Check each line of the listing for the word "minmax" and report how many lines contain it, giving nothing but the number.

-- start --

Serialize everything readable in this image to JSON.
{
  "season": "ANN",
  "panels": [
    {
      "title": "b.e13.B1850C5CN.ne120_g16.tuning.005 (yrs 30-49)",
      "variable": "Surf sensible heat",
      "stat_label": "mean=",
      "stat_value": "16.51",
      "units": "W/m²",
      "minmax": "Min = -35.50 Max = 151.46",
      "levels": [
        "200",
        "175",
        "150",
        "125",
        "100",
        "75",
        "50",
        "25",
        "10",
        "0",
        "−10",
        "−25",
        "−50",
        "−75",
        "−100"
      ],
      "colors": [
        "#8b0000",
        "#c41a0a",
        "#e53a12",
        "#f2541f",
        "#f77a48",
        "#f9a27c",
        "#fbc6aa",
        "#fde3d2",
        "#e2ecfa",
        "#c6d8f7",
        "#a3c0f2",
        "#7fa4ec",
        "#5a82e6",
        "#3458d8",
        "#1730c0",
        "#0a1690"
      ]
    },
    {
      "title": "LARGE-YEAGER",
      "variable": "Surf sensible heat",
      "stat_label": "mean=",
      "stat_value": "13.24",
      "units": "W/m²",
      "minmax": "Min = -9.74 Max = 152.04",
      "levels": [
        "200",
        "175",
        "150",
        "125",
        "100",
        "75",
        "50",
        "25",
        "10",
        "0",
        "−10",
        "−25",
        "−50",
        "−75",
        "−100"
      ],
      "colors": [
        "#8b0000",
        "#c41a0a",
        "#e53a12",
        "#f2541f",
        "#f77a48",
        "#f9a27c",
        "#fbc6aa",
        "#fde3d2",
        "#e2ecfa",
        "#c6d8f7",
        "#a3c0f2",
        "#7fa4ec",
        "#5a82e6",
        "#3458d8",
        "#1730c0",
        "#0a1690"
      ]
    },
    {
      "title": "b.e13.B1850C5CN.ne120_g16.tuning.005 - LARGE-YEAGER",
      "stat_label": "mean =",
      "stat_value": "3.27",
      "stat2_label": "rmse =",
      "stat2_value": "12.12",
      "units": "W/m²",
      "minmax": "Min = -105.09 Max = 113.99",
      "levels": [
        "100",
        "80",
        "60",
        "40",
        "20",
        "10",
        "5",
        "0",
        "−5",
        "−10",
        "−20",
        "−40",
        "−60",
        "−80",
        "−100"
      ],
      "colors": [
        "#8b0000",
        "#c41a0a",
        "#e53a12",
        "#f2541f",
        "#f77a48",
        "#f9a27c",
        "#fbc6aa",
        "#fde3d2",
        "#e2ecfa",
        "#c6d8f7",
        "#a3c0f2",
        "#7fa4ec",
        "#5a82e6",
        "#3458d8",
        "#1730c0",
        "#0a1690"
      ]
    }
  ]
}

-- end --

▸ **REPLY TO THE EXERCISE**
3